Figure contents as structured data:
-*-*-

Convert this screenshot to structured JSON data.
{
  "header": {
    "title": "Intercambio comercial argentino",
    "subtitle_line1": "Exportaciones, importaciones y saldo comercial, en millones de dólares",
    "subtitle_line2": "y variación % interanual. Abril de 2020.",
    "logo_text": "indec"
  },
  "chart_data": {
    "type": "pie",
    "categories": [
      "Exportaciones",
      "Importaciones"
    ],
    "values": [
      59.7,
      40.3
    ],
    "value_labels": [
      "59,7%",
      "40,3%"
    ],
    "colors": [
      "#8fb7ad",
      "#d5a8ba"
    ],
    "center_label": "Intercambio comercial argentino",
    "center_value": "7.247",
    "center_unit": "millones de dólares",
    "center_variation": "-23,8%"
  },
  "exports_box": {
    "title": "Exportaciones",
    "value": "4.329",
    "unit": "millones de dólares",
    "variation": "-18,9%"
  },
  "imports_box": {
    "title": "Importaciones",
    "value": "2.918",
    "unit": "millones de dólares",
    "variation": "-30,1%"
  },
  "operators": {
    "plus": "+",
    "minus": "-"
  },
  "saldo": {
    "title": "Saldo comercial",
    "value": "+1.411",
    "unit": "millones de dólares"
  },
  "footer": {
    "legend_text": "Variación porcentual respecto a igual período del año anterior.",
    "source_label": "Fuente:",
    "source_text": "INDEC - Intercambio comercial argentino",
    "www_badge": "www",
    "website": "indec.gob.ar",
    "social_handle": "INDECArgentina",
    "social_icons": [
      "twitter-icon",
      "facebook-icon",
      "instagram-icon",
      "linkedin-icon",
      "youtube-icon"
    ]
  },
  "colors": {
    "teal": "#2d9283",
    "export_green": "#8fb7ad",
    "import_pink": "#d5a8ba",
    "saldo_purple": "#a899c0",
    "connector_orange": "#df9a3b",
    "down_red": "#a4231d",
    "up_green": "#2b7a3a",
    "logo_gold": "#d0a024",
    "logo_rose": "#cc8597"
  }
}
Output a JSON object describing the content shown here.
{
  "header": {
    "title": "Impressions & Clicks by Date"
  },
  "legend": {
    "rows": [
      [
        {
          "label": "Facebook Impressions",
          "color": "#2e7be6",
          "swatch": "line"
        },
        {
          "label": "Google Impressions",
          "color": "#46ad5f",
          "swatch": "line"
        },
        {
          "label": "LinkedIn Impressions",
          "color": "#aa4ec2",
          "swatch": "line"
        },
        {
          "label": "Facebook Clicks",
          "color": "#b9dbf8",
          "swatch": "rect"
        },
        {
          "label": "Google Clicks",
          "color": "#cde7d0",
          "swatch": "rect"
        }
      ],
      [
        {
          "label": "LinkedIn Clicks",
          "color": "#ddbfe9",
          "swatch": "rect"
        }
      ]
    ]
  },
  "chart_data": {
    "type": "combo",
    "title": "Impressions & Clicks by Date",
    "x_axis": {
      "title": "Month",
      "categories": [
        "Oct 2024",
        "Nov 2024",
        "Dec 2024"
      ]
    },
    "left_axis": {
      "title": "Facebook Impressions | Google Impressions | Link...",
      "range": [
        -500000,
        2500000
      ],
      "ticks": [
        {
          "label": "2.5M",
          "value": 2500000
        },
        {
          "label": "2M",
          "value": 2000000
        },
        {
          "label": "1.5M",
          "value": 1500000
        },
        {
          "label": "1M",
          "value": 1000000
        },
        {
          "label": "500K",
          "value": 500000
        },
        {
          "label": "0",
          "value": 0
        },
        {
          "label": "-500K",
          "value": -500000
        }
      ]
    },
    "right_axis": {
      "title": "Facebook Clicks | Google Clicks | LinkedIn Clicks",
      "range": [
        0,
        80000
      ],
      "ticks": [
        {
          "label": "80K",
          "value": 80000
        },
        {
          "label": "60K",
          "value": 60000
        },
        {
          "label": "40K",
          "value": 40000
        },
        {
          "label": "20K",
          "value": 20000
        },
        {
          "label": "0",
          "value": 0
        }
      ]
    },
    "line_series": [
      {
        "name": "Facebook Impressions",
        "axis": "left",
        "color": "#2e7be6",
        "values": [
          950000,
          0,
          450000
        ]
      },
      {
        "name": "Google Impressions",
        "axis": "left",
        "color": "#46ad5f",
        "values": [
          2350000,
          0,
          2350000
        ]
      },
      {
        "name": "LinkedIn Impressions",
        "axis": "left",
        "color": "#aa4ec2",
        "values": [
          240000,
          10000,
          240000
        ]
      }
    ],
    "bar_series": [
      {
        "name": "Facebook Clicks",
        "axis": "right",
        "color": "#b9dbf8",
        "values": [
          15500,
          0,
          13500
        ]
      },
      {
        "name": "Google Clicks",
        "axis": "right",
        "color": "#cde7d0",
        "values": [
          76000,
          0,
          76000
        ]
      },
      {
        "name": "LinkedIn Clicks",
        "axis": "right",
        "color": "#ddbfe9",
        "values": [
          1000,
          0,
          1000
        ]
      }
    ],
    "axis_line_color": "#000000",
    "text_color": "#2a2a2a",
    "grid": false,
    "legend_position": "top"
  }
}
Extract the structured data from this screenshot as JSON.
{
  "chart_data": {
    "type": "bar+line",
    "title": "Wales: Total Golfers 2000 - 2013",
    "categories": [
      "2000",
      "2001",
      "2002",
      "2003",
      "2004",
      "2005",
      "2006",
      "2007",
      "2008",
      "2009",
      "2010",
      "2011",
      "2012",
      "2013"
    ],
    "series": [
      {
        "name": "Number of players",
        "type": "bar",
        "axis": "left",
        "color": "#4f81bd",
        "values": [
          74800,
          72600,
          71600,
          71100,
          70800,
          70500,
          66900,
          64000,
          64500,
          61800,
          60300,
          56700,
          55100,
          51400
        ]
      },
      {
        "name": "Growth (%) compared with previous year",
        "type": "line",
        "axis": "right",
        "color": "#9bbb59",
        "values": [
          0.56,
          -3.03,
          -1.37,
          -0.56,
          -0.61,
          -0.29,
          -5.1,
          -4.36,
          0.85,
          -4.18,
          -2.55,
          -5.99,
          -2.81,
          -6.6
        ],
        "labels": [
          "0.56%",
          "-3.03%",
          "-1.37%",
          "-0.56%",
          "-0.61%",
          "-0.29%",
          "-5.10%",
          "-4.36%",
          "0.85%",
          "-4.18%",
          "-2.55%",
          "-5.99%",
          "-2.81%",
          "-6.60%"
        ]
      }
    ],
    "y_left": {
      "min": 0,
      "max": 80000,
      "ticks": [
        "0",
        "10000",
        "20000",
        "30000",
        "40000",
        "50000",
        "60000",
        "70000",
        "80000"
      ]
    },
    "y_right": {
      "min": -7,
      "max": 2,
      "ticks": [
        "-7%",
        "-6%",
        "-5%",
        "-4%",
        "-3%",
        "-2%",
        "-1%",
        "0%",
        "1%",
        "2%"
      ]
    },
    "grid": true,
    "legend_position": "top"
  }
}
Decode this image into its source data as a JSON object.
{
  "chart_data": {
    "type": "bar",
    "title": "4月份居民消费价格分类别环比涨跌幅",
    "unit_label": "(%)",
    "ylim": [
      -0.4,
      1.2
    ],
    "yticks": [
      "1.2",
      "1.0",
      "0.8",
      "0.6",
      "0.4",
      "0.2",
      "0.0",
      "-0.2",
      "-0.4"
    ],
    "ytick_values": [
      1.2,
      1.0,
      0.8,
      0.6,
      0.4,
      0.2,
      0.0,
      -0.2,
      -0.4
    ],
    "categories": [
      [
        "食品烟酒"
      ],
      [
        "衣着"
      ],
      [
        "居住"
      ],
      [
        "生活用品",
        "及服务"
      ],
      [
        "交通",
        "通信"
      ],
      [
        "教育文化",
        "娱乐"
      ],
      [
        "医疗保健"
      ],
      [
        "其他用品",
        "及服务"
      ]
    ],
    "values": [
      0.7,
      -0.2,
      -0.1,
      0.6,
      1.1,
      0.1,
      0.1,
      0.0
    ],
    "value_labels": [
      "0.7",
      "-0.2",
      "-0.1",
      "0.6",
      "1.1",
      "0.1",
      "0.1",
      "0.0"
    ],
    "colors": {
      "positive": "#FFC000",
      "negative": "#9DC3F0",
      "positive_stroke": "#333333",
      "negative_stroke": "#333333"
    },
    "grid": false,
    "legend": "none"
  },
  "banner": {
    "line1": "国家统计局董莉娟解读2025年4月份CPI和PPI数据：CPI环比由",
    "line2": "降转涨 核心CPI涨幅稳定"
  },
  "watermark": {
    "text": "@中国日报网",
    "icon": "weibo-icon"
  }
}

-*-*-

Task requirements -
Extract all lines that hold the word "dólares".

Task solution -
    "subtitle_line1": "Exportaciones, importaciones y saldo comercial, en millones de dólares",
    "center_unit": "millones de dólares",
    "unit": "millones de dólares",
    "unit": "millones de dólares",
    "unit": "millones de dólares"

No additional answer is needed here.